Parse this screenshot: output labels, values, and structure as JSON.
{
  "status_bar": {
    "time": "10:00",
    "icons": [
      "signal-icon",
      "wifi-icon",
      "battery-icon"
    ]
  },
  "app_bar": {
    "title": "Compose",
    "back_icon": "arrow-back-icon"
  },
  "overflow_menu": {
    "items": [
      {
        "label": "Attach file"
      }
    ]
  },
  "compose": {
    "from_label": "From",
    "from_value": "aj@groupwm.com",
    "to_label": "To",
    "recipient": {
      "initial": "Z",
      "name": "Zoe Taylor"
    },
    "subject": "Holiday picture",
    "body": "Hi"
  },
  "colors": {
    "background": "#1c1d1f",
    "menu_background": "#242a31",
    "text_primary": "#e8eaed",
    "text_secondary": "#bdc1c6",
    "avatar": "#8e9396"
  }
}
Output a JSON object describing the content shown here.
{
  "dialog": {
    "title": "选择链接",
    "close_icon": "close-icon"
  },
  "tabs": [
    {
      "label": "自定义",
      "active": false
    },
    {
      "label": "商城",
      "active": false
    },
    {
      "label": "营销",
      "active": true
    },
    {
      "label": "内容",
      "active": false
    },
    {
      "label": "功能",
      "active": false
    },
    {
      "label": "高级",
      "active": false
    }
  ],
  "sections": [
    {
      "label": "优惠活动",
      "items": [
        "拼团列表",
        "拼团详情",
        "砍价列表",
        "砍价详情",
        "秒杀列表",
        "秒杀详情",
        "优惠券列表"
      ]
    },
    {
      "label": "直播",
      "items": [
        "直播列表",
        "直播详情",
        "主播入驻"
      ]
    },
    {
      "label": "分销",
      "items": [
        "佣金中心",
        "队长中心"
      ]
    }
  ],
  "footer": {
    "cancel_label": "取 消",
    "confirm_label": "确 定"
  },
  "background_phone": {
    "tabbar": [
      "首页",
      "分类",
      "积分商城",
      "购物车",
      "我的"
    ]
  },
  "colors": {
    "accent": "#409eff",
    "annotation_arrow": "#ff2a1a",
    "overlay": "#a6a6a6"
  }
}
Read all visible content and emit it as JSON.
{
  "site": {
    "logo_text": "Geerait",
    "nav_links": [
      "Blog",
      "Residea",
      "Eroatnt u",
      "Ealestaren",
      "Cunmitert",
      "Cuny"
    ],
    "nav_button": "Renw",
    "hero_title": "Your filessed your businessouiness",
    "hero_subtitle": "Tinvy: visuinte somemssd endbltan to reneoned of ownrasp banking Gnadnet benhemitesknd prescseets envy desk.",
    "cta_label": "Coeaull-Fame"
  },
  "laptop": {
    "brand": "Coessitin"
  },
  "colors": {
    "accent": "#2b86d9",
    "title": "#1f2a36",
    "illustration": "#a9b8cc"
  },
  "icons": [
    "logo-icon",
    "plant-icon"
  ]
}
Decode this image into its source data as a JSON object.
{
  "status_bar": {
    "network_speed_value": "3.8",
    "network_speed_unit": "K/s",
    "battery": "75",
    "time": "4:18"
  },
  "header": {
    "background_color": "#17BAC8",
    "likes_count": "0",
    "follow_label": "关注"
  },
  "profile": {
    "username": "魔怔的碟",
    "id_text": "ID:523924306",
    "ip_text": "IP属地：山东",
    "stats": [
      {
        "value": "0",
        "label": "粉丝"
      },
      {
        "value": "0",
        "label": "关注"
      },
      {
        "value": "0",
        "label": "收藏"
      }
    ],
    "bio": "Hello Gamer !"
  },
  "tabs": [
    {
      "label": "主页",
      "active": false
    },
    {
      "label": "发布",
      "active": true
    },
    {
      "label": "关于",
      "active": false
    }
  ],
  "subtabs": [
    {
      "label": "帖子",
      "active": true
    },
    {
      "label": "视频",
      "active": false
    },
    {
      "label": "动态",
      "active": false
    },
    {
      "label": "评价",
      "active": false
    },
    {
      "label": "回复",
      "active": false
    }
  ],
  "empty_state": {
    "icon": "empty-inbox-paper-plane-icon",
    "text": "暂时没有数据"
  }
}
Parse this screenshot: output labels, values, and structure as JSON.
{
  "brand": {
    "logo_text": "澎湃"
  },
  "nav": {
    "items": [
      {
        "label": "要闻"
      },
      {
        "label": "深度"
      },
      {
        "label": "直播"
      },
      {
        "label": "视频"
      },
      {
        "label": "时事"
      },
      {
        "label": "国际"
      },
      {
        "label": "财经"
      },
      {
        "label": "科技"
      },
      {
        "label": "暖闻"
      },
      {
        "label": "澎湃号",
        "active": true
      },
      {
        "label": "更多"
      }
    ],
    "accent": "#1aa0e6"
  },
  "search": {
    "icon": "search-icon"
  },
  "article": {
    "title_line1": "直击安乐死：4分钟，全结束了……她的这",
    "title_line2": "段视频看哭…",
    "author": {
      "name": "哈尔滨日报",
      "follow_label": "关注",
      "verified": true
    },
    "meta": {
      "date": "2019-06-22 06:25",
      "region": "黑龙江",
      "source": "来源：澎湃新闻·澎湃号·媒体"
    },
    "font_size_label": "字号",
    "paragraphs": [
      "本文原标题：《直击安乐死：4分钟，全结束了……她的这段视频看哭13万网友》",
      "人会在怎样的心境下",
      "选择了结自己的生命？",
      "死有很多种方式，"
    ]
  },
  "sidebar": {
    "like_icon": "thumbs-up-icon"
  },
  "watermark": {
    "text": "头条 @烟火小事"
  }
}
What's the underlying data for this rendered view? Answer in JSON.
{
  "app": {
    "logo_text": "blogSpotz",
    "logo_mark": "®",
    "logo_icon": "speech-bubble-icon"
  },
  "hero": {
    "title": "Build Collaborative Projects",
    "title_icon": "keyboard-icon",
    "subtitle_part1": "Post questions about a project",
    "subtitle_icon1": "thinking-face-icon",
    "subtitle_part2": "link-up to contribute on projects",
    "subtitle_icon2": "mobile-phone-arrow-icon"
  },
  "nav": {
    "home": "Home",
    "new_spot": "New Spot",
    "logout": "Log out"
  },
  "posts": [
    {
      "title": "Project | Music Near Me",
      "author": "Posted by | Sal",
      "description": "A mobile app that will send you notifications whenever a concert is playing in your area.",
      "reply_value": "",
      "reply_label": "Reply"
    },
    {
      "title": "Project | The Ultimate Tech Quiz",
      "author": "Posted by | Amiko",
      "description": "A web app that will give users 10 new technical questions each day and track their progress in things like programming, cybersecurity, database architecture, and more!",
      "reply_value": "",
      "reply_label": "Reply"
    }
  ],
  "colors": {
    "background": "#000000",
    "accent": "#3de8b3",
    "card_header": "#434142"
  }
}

______

GIVEN TASK:
Write the complete data out, exactly as above.

RESPONSE FOR THIS EXERCISE:
Parse this screenshot: output labels, values, and structure as JSON.
{
  "status_bar": {
    "time": "10:00",
    "icons": [
      "signal-icon",
      "wifi-icon",
      "battery-icon"
    ]
  },
  "app_bar": {
    "title": "Compose",
    "back_icon": "arrow-back-icon"
  },
  "overflow_menu": {
    "items": [
      {
        "label": "Attach file"
      }
    ]
  },
  "compose": {
    "from_label": "From",
    "from_value": "aj@groupwm.com",
    "to_label": "To",
    "recipient": {
      "initial": "Z",
      "name": "Zoe Taylor"
    },
    "subject": "Holiday picture",
    "body": "Hi"
  },
  "colors": {
    "background": "#1c1d1f",
    "menu_background": "#242a31",
    "text_primary": "#e8eaed",
    "text_secondary": "#bdc1c6",
    "avatar": "#8e9396"
  }
}
Output a JSON object describing the content shown here.
{
  "dialog": {
    "title": "选择链接",
    "close_icon": "close-icon"
  },
  "tabs": [
    {
      "label": "自定义",
      "active": false
    },
    {
      "label": "商城",
      "active": false
    },
    {
      "label": "营销",
      "active": true
    },
    {
      "label": "内容",
      "active": false
    },
    {
      "label": "功能",
      "active": false
    },
    {
      "label": "高级",
      "active": false
    }
  ],
  "sections": [
    {
      "label": "优惠活动",
      "items": [
        "拼团列表",
        "拼团详情",
        "砍价列表",
        "砍价详情",
        "秒杀列表",
        "秒杀详情",
        "优惠券列表"
      ]
    },
    {
      "label": "直播",
      "items": [
        "直播列表",
        "直播详情",
        "主播入驻"
      ]
    },
    {
      "label": "分销",
      "items": [
        "佣金中心",
        "队长中心"
      ]
    }
  ],
  "footer": {
    "cancel_label": "取 消",
    "confirm_label": "确 定"
  },
  "background_phone": {
    "tabbar": [
      "首页",
      "分类",
      "积分商城",
      "购物车",
      "我的"
    ]
  },
  "colors": {
    "accent": "#409eff",
    "annotation_arrow": "#ff2a1a",
    "overlay": "#a6a6a6"
  }
}
Read all visible content and emit it as JSON.
{
  "site": {
    "logo_text": "Geerait",
    "nav_links": [
      "Blog",
      "Residea",
      "Eroatnt u",
      "Ealestaren",
      "Cunmitert",
      "Cuny"
    ],
    "nav_button": "Renw",
    "hero_title": "Your filessed your businessouiness",
    "hero_subtitle": "Tinvy: visuinte somemssd endbltan to reneoned of ownrasp banking Gnadnet benhemitesknd prescseets envy desk.",
    "cta_label": "Coeaull-Fame"
  },
  "laptop": {
    "brand": "Coessitin"
  },
  "colors": {
    "accent": "#2b86d9",
    "title": "#1f2a36",
    "illustration": "#a9b8cc"
  },
  "icons": [
    "logo-icon",
    "plant-icon"
  ]
}
Decode this image into its source data as a JSON object.
{
  "status_bar": {
    "network_speed_value": "3.8",
    "network_speed_unit": "K/s",
    "battery": "75",
    "time": "4:18"
  },
  "header": {
    "background_color": "#17BAC8",
    "likes_count": "0",
    "follow_label": "关注"
  },
  "profile": {
    "username": "魔怔的碟",
    "id_text": "ID:523924306",
    "ip_text": "IP属地：山东",
    "stats": [
      {
        "value": "0",
        "label": "粉丝"
      },
      {
        "value": "0",
        "label": "关注"
      },
      {
        "value": "0",
        "label": "收藏"
      }
    ],
    "bio": "Hello Gamer !"
  },
  "tabs": [
    {
      "label": "主页",
      "active": false
    },
    {
      "label": "发布",
      "active": true
    },
    {
      "label": "关于",
      "active": false
    }
  ],
  "subtabs": [
    {
      "label": "帖子",
      "active": true
    },
    {
      "label": "视频",
      "active": false
    },
    {
      "label": "动态",
      "active": false
    },
    {
      "label": "评价",
      "active": false
    },
    {
      "label": "回复",
      "active": false
    }
  ],
  "empty_state": {
    "icon": "empty-inbox-paper-plane-icon",
    "text": "暂时没有数据"
  }
}
Parse this screenshot: output labels, values, and structure as JSON.
{
  "brand": {
    "logo_text": "澎湃"
  },
  "nav": {
    "items": [
      {
        "label": "要闻"
      },
      {
        "label": "深度"
      },
      {
        "label": "直播"
      },
      {
        "label": "视频"
      },
      {
        "label": "时事"
      },
      {
        "label": "国际"
      },
      {
        "label": "财经"
      },
      {
        "label": "科技"
      },
      {
        "label": "暖闻"
      },
      {
        "label": "澎湃号",
        "active": true
      },
      {
        "label": "更多"
      }
    ],
    "accent": "#1aa0e6"
  },
  "search": {
    "icon": "search-icon"
  },
  "article": {
    "title_line1": "直击安乐死：4分钟，全结束了……她的这",
    "title_line2": "段视频看哭…",
    "author": {
      "name": "哈尔滨日报",
      "follow_label": "关注",
      "verified": true
    },
    "meta": {
      "date": "2019-06-22 06:25",
      "region": "黑龙江",
      "source": "来源：澎湃新闻·澎湃号·媒体"
    },
    "font_size_label": "字号",
    "paragraphs": [
      "本文原标题：《直击安乐死：4分钟，全结束了……她的这段视频看哭13万网友》",
      "人会在怎样的心境下",
      "选择了结自己的生命？",
      "死有很多种方式，"
    ]
  },
  "sidebar": {
    "like_icon": "thumbs-up-icon"
  },
  "watermark": {
    "text": "头条 @烟火小事"
  }
}
What's the underlying data for this rendered view? Answer in JSON.
{
  "app": {
    "logo_text": "blogSpotz",
    "logo_mark": "®",
    "logo_icon": "speech-bubble-icon"
  },
  "hero": {
    "title": "Build Collaborative Projects",
    "title_icon": "keyboard-icon",
    "subtitle_part1": "Post questions about a project",
    "subtitle_icon1": "thinking-face-icon",
    "subtitle_part2": "link-up to contribute on projects",
    "subtitle_icon2": "mobile-phone-arrow-icon"
  },
  "nav": {
    "home": "Home",
    "new_spot": "New Spot",
    "logout": "Log out"
  },
  "posts": [
    {
      "title": "Project | Music Near Me",
      "author": "Posted by | Sal",
      "description": "A mobile app that will send you notifications whenever a concert is playing in your area.",
      "reply_value": "",
      "reply_label": "Reply"
    },
    {
      "title": "Project | The Ultimate Tech Quiz",
      "author": "Posted by | Amiko",
      "description": "A web app that will give users 10 new technical questions each day and track their progress in things like programming, cybersecurity, database architecture, and more!",
      "reply_value": "",
      "reply_label": "Reply"
    }
  ],
  "colors": {
    "background": "#000000",
    "accent": "#3de8b3",
    "card_header": "#434142"
  }
}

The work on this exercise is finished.